Would you transcribe all of the data exactly, down to the last character?

— Extracted entries —
____________
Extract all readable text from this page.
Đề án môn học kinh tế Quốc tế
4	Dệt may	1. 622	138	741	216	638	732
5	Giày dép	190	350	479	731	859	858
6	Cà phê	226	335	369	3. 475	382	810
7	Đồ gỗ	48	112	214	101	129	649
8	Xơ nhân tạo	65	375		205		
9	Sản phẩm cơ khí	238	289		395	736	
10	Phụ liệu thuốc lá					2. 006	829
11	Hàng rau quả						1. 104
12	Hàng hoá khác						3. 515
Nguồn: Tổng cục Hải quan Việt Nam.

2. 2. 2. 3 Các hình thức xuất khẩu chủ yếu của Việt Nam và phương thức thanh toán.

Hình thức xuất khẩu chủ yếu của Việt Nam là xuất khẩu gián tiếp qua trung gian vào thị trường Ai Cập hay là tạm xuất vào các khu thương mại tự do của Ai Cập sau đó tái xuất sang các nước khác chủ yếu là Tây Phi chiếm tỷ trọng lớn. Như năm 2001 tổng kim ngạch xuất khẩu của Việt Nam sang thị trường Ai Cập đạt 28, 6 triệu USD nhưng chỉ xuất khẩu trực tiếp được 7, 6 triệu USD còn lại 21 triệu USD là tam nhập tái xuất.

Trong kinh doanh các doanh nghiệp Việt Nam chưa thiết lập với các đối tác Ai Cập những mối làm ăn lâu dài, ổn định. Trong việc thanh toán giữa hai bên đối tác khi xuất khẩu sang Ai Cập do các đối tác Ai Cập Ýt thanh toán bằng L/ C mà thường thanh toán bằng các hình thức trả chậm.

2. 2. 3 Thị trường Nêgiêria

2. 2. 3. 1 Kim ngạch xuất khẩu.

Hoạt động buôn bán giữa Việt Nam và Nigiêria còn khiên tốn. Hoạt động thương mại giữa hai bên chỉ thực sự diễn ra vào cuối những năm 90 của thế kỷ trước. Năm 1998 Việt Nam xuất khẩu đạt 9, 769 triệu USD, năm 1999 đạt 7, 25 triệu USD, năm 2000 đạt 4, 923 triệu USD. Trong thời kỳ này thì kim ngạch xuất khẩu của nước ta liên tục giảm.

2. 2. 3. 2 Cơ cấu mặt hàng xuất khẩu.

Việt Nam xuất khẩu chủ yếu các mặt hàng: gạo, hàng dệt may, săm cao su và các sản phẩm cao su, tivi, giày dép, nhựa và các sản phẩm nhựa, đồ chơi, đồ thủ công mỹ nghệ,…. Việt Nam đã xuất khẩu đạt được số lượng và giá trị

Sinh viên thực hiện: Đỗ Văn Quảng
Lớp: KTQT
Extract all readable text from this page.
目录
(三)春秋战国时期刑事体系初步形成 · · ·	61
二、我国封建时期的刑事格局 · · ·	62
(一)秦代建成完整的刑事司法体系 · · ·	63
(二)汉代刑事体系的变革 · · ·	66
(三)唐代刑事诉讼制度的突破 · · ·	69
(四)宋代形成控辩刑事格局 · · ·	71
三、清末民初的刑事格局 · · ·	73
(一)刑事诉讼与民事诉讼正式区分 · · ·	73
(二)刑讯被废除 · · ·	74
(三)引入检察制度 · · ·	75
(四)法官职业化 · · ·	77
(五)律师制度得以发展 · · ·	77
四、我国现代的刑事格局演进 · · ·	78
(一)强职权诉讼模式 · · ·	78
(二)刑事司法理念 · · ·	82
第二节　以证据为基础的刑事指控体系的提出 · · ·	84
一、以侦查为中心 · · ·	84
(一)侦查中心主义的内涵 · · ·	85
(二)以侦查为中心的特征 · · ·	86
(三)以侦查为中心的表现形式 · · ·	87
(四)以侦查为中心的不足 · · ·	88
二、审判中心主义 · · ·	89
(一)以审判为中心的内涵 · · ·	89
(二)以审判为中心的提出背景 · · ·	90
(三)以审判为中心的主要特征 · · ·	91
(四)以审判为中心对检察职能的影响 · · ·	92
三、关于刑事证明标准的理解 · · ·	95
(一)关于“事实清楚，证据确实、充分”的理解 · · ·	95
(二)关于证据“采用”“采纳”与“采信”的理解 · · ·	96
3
____________
— Solution to this exercise —
Extract all readable text from this page.
Đề án môn học kinh tế Quốc tế
4	Dệt may	1. 622	138	741	216	638	732
5	Giày dép	190	350	479	731	859	858
6	Cà phê	226	335	369	3. 475	382	810
7	Đồ gỗ	48	112	214	101	129	649
8	Xơ nhân tạo	65	375		205		
9	Sản phẩm cơ khí	238	289		395	736	
10	Phụ liệu thuốc lá					2. 006	829
11	Hàng rau quả						1. 104
12	Hàng hoá khác						3. 515
Nguồn: Tổng cục Hải quan Việt Nam.

2. 2. 2. 3 Các hình thức xuất khẩu chủ yếu của Việt Nam và phương thức thanh toán.

Hình thức xuất khẩu chủ yếu của Việt Nam là xuất khẩu gián tiếp qua trung gian vào thị trường Ai Cập hay là tạm xuất vào các khu thương mại tự do của Ai Cập sau đó tái xuất sang các nước khác chủ yếu là Tây Phi chiếm tỷ trọng lớn. Như năm 2001 tổng kim ngạch xuất khẩu của Việt Nam sang thị trường Ai Cập đạt 28, 6 triệu USD nhưng chỉ xuất khẩu trực tiếp được 7, 6 triệu USD còn lại 21 triệu USD là tam nhập tái xuất.

Trong kinh doanh các doanh nghiệp Việt Nam chưa thiết lập với các đối tác Ai Cập những mối làm ăn lâu dài, ổn định. Trong việc thanh toán giữa hai bên đối tác khi xuất khẩu sang Ai Cập do các đối tác Ai Cập Ýt thanh toán bằng L/ C mà thường thanh toán bằng các hình thức trả chậm.

2. 2. 3 Thị trường Nêgiêria

2. 2. 3. 1 Kim ngạch xuất khẩu.

Hoạt động buôn bán giữa Việt Nam và Nigiêria còn khiên tốn. Hoạt động thương mại giữa hai bên chỉ thực sự diễn ra vào cuối những năm 90 của thế kỷ trước. Năm 1998 Việt Nam xuất khẩu đạt 9, 769 triệu USD, năm 1999 đạt 7, 25 triệu USD, năm 2000 đạt 4, 923 triệu USD. Trong thời kỳ này thì kim ngạch xuất khẩu của nước ta liên tục giảm.

2. 2. 3. 2 Cơ cấu mặt hàng xuất khẩu.

Việt Nam xuất khẩu chủ yếu các mặt hàng: gạo, hàng dệt may, săm cao su và các sản phẩm cao su, tivi, giày dép, nhựa và các sản phẩm nhựa, đồ chơi, đồ thủ công mỹ nghệ,…. Việt Nam đã xuất khẩu đạt được số lượng và giá trị

Sinh viên thực hiện: Đỗ Văn Quảng
Lớp: KTQT
Extract all readable text from this page.
目录
(三)春秋战国时期刑事体系初步形成 · · ·	61
二、我国封建时期的刑事格局 · · ·	62
(一)秦代建成完整的刑事司法体系 · · ·	63
(二)汉代刑事体系的变革 · · ·	66
(三)唐代刑事诉讼制度的突破 · · ·	69
(四)宋代形成控辩刑事格局 · · ·	71
三、清末民初的刑事格局 · · ·	73
(一)刑事诉讼与民事诉讼正式区分 · · ·	73
(二)刑讯被废除 · · ·	74
(三)引入检察制度 · · ·	75
(四)法官职业化 · · ·	77
(五)律师制度得以发展 · · ·	77
四、我国现代的刑事格局演进 · · ·	78
(一)强职权诉讼模式 · · ·	78
(二)刑事司法理念 · · ·	82
第二节　以证据为基础的刑事指控体系的提出 · · ·	84
一、以侦查为中心 · · ·	84
(一)侦查中心主义的内涵 · · ·	85
(二)以侦查为中心的特征 · · ·	86
(三)以侦查为中心的表现形式 · · ·	87
(四)以侦查为中心的不足 · · ·	88
二、审判中心主义 · · ·	89
(一)以审判为中心的内涵 · · ·	89
(二)以审判为中心的提出背景 · · ·	90
(三)以审判为中心的主要特征 · · ·	91
(四)以审判为中心对检察职能的影响 · · ·	92
三、关于刑事证明标准的理解 · · ·	95
(一)关于“事实清楚，证据确实、充分”的理解 · · ·	95
(二)关于证据“采用”“采纳”与“采信”的理解 · · ·	96
3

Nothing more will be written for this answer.